The range of lead isotopic ratios falls in the range of common lead (206Pb/204Pb: 18.04–18.52 207Pb/204Pb: 15.46–15.65, 208Pb/204Pb: 37.49–38.71) and illustrates no distinctive grouping patterns. This continuous dataset implies that this group of objects were made by copper from a limited number of sources with similar geological history or perhaps mixing and recycling of objects obscure the original boundaries in the data (Table 2).

A more diversified picture is found within the trace element data. Cobalt, nickel, arsenic, and gold are usually below 500–600 μg/g. This corresponds to the low results on arsenic by SEM‐EDS, most of which are reported below detect limit (Table 3). The concentration of antimony in the majority of objects are reported below detect limit of ICP‐AES, but a few show obviously higher amounts between 1,000–10,000 μg/g (e.g., XY0150: 9523.1 μg/g). Selenium, tellurium, silver, and bismuth show concentration around thousands to tens of thousands μg/g. Unfortunately, very few copper‐based objects in Xinjiang have been analysed with this exhausted list of chemical elements, so it is difficult to draw reference from other datasets, particularly for selenium and tellurium. Silver and bismuth are occasionally published in eastern Xinjiang, but their concentrations are much lower than these of Ili (Liu et al., 2020). It is also noticeable that the concentration of lead is usually below 1%, with one exception containing lead around 5% (XY0049). Sample XY0688 shows unexpectedly high amounts of bismuth and tellurium (around 30, 000 μg/g), which might be due to its extremely heavy corrosion.

Supplied entries
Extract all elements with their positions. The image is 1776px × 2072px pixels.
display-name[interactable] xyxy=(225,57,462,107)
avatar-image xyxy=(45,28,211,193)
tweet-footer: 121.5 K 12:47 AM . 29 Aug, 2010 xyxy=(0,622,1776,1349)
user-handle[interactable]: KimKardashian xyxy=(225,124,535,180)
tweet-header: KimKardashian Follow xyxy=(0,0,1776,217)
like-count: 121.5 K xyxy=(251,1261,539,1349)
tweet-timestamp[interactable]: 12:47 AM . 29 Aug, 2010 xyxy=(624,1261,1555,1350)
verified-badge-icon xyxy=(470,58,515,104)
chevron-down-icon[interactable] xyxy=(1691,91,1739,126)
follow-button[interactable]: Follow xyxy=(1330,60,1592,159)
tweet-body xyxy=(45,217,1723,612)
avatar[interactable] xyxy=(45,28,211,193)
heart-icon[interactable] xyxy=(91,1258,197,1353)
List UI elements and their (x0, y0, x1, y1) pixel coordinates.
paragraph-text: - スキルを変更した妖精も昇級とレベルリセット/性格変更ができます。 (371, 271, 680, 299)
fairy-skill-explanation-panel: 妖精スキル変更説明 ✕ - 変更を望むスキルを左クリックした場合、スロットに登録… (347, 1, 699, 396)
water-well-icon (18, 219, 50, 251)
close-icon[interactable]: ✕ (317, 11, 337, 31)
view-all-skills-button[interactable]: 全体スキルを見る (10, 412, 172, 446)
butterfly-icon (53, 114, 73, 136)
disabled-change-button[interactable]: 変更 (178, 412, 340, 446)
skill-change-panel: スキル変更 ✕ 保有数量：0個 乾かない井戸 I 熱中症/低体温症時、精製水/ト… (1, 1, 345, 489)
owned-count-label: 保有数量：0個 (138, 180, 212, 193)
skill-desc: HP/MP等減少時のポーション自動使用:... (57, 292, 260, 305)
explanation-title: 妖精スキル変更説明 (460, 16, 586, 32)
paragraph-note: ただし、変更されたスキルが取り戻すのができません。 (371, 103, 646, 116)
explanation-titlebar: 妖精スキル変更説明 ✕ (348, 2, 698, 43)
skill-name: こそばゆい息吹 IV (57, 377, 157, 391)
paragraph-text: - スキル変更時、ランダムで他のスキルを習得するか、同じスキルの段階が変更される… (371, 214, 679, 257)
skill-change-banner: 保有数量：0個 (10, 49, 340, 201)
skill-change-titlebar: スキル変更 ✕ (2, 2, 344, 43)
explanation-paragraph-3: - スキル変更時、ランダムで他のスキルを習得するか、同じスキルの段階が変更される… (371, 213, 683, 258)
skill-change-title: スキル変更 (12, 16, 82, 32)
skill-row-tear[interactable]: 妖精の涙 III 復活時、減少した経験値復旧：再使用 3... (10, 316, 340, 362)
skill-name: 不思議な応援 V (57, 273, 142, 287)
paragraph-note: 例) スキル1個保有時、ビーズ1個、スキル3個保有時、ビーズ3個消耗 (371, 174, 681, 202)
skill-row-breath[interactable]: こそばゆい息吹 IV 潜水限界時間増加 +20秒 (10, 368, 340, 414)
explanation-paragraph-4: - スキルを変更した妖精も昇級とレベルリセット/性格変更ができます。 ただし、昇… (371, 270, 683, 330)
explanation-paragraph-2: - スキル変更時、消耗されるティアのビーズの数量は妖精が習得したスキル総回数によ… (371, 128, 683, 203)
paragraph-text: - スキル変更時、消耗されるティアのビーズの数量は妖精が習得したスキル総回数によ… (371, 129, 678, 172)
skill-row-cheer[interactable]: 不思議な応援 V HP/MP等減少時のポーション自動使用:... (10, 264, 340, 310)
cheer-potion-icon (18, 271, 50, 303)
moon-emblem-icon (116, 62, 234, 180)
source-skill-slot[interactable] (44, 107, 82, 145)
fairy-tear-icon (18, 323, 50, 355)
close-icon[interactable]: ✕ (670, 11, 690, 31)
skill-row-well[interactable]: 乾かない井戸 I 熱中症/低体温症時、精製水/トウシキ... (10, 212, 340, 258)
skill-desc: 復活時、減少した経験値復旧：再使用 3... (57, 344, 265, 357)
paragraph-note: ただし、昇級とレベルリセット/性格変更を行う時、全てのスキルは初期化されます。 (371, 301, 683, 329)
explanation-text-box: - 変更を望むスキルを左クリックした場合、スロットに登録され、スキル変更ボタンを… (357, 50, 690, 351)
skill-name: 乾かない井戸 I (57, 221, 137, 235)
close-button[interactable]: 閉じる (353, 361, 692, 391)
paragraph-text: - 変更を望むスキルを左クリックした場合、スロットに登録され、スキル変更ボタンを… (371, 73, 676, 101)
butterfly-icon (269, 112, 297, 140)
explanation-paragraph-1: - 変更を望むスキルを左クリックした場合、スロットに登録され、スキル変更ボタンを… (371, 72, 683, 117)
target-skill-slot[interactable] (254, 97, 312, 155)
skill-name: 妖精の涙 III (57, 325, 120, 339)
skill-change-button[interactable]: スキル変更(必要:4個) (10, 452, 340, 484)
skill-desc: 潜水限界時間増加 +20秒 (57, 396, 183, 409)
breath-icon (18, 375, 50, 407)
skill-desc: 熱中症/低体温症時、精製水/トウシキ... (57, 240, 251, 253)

Set task
From the passage on copper objects above, extract the stretch that begins at the words "The range of lead" and ends after the words "the data (Table 2).", copying it word for word.

Result below
The range of lead isotopic ratios falls in the range of common lead (206Pb/204Pb: 18.04–18.52 207Pb/204Pb: 15.46–15.65, 208Pb/204Pb: 37.49–38.71) and illustrates no distinctive grouping patterns. This continuous dataset implies that this group of objects were made by copper from a limited number of sources with similar geological history or perhaps mixing and recycling of objects obscure the original boundaries in the data (Table 2).